**Challenge**
Search the listing for the string "Timeout" and copy every line that contains it.
* * * *
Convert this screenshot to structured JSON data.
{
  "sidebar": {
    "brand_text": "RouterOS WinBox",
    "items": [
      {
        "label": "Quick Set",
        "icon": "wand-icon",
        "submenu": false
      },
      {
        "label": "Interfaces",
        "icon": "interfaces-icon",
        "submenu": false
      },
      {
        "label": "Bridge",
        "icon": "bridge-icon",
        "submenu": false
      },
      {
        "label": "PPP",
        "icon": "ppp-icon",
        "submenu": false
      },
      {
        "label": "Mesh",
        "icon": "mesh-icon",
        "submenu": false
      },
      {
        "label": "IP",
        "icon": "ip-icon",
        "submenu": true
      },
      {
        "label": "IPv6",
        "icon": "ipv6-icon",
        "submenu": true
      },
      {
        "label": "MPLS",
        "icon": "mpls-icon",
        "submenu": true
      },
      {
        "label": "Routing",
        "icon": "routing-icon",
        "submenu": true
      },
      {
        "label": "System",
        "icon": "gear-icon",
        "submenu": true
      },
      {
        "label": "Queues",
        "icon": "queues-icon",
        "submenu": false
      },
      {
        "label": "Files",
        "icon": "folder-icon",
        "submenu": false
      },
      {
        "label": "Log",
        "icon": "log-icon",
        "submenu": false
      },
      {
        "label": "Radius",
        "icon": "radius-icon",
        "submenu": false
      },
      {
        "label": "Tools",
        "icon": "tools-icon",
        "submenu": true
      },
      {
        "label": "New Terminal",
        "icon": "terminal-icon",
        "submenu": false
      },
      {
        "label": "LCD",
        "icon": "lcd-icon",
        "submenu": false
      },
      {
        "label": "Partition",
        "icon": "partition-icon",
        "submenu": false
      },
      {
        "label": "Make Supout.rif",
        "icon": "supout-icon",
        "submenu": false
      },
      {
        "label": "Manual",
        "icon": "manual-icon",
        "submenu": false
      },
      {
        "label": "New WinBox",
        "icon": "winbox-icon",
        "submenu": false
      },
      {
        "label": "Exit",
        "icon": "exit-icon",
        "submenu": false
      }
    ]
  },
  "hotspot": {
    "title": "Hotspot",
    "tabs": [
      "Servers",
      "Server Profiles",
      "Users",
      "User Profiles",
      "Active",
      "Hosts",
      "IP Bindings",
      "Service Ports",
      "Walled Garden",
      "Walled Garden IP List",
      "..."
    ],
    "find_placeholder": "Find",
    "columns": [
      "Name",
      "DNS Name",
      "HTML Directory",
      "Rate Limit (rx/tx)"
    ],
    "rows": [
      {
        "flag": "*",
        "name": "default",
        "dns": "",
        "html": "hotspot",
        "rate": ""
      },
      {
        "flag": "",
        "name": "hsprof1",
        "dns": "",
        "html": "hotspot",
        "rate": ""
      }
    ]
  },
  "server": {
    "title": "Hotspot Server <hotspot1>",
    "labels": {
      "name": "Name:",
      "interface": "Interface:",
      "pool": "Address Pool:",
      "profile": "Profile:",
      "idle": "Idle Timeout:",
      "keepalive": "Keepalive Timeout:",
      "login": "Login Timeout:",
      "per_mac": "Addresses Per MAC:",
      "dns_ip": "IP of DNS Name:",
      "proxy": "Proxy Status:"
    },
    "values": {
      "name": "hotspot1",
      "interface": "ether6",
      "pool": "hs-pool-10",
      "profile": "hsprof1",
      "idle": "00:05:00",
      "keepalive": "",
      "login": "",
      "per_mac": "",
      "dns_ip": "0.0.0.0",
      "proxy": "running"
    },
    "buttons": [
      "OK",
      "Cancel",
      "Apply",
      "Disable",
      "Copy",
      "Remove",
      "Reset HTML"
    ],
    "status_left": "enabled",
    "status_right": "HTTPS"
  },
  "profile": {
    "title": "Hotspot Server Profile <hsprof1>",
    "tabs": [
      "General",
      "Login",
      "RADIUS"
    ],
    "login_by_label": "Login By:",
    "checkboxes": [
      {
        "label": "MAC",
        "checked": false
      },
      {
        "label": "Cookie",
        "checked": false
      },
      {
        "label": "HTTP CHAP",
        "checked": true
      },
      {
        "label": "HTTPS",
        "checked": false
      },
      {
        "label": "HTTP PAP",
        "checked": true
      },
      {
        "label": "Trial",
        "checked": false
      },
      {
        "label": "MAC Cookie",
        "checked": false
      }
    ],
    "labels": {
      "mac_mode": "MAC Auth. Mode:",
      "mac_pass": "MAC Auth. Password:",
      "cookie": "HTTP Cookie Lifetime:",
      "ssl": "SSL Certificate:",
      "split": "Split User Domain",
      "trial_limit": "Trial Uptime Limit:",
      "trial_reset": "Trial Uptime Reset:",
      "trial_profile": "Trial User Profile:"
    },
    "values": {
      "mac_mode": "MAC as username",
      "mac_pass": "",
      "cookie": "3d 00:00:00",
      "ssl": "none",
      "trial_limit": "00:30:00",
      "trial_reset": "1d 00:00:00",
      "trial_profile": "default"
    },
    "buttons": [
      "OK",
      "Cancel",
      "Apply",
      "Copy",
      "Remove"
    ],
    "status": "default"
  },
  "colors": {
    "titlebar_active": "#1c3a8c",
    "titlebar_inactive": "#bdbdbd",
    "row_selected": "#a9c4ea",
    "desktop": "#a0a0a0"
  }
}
* * * *
**Output**
      "idle": "Idle Timeout:",
      "keepalive": "Keepalive Timeout:",
      "login": "Login Timeout:",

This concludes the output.